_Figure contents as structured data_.
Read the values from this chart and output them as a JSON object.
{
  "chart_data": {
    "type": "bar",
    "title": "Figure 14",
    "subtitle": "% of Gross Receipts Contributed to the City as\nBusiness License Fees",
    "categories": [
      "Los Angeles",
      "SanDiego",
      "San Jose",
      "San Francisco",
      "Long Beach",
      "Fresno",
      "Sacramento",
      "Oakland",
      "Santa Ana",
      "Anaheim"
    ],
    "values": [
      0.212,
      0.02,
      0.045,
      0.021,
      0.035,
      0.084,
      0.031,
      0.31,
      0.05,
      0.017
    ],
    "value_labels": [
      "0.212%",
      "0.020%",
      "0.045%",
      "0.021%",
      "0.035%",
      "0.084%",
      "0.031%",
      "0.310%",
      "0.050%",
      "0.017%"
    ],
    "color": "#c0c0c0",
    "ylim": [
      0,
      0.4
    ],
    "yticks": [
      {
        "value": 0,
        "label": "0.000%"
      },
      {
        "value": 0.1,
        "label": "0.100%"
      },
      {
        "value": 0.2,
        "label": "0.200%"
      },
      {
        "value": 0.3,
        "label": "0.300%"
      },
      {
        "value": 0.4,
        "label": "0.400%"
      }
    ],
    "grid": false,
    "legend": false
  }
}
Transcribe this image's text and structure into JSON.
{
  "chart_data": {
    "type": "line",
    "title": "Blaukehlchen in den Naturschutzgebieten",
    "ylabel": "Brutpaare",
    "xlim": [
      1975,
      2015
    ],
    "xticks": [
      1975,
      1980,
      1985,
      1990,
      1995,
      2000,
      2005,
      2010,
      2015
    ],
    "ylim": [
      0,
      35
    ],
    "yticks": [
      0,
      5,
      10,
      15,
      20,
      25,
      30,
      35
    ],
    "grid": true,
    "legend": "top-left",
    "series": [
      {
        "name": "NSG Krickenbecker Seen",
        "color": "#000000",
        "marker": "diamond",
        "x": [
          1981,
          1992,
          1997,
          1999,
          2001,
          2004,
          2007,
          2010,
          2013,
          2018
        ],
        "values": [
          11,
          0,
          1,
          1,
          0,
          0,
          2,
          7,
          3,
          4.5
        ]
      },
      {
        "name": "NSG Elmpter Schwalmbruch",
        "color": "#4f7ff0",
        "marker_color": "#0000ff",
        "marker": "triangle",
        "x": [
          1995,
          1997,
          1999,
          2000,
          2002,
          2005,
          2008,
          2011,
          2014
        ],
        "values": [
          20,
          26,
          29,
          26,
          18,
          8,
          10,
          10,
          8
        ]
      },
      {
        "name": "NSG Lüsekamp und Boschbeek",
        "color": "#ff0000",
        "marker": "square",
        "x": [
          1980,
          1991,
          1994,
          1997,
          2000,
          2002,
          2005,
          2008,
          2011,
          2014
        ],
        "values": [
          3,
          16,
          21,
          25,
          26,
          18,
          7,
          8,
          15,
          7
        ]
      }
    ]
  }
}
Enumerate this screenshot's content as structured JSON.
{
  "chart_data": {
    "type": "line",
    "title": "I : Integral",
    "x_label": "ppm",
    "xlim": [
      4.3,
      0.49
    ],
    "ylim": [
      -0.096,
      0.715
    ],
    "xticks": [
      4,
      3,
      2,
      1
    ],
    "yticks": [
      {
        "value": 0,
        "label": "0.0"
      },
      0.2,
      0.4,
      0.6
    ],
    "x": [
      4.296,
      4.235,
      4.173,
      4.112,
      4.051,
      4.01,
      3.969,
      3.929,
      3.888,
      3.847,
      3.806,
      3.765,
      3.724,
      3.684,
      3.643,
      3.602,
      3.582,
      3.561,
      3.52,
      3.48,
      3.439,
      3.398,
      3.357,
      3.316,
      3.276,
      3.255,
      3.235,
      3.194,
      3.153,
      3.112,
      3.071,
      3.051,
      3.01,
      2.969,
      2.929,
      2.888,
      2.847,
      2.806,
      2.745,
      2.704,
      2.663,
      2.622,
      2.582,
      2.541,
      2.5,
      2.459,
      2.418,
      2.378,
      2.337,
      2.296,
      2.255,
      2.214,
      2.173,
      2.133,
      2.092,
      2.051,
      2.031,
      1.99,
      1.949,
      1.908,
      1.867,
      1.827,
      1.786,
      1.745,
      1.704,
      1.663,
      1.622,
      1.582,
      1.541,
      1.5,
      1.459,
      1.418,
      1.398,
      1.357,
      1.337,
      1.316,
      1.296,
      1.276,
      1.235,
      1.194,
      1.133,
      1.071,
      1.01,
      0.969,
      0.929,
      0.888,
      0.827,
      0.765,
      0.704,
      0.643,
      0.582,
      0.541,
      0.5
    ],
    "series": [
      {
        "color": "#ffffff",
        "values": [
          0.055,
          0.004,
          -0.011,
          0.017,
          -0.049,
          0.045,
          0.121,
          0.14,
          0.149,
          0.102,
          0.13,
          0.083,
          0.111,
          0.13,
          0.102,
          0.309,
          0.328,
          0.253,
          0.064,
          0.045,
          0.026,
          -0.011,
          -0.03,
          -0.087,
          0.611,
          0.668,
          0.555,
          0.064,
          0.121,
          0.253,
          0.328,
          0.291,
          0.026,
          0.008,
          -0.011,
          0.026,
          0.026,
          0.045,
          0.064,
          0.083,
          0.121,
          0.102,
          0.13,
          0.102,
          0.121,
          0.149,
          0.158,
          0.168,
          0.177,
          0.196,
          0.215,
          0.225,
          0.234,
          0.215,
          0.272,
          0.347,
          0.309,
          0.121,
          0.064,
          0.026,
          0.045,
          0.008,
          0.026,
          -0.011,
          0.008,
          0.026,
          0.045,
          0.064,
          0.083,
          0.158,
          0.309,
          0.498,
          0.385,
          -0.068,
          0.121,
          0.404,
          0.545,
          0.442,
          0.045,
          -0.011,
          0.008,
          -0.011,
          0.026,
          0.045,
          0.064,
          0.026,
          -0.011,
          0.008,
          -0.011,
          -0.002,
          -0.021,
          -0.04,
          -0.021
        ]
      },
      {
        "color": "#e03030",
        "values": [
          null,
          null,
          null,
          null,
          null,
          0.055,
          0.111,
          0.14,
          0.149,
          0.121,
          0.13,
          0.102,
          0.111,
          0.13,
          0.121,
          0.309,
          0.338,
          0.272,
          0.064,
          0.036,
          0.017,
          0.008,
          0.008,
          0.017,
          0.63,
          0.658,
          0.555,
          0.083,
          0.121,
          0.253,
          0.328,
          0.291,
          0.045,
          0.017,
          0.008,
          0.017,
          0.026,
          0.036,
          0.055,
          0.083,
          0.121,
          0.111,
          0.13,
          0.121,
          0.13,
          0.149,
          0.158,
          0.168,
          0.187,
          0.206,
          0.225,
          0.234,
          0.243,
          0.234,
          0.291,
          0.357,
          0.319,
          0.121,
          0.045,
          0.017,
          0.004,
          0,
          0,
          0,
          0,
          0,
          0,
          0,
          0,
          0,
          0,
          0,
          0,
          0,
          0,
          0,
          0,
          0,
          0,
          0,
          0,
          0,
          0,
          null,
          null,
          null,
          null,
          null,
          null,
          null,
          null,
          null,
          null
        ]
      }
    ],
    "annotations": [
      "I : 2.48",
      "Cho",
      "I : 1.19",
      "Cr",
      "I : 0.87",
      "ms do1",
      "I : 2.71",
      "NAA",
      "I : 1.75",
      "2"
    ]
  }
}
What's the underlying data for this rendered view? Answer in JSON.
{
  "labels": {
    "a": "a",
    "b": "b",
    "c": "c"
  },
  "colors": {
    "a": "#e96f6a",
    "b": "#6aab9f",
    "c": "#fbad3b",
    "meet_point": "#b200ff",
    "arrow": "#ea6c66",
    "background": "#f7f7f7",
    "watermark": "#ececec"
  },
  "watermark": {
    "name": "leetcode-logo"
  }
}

_Your instructions_.
Take every line that includes the string "JSON" and copy it.

_Result of this task_.
Read the values from this chart and output them as a JSON object.
Transcribe this image's text and structure into JSON.
Enumerate this screenshot's content as structured JSON.
What's the underlying data for this rendered view? Answer in JSON.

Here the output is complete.